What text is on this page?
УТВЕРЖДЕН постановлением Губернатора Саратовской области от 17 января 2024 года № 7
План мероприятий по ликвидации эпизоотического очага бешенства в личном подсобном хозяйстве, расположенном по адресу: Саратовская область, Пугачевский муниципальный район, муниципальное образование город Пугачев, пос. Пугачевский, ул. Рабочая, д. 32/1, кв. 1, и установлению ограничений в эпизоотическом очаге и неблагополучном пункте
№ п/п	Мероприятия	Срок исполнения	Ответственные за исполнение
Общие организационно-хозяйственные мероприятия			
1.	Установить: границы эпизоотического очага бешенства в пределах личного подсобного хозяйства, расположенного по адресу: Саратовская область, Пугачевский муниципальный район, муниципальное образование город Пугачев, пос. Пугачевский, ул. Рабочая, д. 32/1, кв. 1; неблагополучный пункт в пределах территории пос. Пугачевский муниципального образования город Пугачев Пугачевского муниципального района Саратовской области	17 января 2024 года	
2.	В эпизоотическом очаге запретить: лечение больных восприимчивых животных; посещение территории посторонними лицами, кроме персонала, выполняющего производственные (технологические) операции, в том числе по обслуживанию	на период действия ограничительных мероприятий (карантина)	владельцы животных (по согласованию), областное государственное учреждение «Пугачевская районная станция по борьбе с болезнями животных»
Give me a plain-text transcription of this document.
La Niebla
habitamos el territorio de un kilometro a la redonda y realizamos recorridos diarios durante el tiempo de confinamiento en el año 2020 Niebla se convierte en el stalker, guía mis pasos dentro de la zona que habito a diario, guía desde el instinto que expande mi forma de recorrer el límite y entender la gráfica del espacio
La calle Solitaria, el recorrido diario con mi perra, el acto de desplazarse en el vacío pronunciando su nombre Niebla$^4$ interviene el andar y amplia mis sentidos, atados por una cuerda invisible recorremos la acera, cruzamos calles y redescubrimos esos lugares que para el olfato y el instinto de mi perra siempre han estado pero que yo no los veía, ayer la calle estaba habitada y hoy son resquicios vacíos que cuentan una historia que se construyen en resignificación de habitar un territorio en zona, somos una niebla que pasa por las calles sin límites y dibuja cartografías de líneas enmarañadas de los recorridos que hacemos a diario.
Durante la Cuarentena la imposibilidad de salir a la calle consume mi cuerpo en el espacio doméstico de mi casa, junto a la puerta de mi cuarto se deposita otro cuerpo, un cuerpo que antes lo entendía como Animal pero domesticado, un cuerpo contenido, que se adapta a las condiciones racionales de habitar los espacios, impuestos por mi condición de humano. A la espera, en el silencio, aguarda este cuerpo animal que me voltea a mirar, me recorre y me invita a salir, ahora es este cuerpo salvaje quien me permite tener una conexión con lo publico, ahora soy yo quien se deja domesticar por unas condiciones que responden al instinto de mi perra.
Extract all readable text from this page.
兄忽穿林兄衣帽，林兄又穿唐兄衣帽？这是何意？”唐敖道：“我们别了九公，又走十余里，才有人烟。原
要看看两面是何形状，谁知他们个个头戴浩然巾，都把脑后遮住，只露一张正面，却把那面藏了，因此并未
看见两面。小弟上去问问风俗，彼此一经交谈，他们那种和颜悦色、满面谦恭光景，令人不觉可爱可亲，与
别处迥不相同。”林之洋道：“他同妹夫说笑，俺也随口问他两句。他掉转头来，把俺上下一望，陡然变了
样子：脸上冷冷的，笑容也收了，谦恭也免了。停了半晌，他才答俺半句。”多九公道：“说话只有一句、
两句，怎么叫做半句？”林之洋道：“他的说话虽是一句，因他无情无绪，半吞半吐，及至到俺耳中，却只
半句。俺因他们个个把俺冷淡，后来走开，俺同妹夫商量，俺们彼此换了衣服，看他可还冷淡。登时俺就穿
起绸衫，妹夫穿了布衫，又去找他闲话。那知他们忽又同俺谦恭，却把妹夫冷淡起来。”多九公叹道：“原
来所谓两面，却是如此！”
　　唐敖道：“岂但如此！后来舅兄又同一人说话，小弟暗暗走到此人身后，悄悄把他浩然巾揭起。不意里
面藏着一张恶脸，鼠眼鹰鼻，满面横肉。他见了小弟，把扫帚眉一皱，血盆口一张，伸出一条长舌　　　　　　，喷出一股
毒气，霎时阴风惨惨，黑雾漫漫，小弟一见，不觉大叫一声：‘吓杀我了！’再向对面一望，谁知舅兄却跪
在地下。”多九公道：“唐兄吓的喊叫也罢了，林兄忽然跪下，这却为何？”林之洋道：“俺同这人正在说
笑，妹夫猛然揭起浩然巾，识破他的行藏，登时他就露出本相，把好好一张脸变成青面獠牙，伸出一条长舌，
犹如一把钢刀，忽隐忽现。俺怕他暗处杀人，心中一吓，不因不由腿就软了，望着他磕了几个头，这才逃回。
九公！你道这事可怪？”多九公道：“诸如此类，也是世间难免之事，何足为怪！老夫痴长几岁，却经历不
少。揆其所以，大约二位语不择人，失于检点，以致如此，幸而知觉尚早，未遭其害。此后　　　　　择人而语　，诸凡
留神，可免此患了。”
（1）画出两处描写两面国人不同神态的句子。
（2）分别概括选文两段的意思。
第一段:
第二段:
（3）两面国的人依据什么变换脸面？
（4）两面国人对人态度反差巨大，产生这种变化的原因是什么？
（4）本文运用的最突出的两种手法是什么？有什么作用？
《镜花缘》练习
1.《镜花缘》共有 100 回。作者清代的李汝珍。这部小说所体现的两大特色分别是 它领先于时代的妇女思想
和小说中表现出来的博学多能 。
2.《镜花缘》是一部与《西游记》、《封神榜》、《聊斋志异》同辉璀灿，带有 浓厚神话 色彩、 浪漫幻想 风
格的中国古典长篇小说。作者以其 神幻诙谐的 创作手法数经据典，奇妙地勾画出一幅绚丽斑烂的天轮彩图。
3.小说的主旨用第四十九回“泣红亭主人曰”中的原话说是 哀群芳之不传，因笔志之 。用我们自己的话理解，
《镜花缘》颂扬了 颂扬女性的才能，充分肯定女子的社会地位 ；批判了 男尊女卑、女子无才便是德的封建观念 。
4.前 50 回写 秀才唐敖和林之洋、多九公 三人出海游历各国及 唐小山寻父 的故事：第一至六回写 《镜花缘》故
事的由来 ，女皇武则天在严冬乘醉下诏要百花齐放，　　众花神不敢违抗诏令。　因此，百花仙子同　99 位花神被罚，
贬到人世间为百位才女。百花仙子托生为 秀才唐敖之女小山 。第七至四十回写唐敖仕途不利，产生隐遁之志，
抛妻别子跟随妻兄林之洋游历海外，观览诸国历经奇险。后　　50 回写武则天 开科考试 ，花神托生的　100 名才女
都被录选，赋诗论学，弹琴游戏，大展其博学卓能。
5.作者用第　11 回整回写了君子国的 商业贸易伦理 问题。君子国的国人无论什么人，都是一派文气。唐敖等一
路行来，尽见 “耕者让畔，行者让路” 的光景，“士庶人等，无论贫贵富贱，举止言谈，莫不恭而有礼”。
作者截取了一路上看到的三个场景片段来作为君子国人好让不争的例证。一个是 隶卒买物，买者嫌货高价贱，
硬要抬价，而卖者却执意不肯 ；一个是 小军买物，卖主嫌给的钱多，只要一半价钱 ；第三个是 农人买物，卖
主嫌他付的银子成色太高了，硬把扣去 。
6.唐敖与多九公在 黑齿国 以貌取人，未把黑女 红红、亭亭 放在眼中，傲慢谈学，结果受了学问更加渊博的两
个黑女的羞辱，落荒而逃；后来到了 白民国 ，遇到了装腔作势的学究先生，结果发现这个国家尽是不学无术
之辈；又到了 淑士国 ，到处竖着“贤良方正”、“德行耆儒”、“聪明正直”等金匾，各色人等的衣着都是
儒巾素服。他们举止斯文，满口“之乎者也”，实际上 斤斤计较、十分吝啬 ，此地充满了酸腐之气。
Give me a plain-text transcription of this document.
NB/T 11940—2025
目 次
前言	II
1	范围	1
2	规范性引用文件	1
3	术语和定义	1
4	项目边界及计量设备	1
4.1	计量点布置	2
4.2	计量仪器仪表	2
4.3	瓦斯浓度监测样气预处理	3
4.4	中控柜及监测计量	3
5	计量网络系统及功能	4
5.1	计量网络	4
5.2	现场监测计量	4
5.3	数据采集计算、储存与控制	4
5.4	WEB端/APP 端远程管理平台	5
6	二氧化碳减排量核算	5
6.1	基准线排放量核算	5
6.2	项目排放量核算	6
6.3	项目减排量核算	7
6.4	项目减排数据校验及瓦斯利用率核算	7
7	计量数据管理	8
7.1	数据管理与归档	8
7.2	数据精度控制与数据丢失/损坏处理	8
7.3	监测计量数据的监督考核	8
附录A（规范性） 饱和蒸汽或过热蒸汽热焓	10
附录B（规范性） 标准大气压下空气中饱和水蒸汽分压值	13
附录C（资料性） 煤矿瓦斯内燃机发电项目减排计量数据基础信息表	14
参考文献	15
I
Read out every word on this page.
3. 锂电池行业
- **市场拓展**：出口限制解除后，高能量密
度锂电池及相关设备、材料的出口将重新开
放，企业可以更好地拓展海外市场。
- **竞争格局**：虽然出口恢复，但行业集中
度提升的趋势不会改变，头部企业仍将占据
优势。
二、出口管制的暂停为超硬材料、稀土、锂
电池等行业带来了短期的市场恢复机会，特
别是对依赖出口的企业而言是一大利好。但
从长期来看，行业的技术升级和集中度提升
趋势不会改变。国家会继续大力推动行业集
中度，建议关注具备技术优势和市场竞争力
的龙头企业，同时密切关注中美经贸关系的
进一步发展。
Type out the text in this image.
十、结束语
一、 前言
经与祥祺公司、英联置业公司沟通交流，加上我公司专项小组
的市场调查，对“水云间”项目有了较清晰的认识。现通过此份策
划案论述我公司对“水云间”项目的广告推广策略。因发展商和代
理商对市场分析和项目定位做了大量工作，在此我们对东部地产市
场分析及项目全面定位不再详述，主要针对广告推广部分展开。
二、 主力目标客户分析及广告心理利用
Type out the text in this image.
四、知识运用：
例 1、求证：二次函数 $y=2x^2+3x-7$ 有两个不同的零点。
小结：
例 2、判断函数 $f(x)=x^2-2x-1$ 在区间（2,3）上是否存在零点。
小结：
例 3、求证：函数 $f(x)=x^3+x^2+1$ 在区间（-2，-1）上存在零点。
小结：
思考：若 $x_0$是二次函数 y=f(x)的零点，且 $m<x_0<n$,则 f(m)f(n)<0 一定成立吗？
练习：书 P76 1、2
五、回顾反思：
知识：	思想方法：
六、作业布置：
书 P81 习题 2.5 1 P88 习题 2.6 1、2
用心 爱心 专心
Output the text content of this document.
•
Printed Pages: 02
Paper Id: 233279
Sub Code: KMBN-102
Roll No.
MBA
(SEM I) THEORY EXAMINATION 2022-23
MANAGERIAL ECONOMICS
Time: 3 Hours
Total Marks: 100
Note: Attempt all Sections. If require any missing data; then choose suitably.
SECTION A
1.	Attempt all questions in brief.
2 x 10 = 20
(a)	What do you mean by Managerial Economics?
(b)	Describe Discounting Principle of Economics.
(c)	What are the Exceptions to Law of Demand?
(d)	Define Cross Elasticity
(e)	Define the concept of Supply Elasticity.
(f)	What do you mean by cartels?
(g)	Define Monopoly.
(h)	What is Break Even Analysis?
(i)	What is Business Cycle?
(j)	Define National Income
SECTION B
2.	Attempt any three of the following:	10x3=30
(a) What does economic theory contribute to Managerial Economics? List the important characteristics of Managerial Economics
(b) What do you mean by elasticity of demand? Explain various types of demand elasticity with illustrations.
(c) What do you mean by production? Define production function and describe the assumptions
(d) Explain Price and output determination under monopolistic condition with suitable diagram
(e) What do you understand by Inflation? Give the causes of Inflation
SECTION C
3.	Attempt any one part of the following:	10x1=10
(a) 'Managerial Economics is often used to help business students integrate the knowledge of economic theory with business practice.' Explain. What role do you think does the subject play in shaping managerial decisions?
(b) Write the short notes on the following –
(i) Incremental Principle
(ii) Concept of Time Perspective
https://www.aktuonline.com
==========
* _What is asked_
Show the lines of the material that contain the word "Пугачевский".

* _Task answer_
План мероприятий по ликвидации эпизоотического очага бешенства в личном подсобном хозяйстве, расположенном по адресу: Саратовская область, Пугачевский муниципальный район, муниципальное образование город Пугачев, пос. Пугачевский, ул. Рабочая, д. 32/1, кв. 1, и установлению ограничений в эпизоотическом очаге и неблагополучном пункте
1.	Установить: границы эпизоотического очага бешенства в пределах личного подсобного хозяйства, расположенного по адресу: Саратовская область, Пугачевский муниципальный район, муниципальное образование город Пугачев, пос. Пугачевский, ул. Рабочая, д. 32/1, кв. 1; неблагополучный пункт в пределах территории пос. Пугачевский муниципального образования город Пугачев Пугачевского муниципального района Саратовской области	17 января 2024 года	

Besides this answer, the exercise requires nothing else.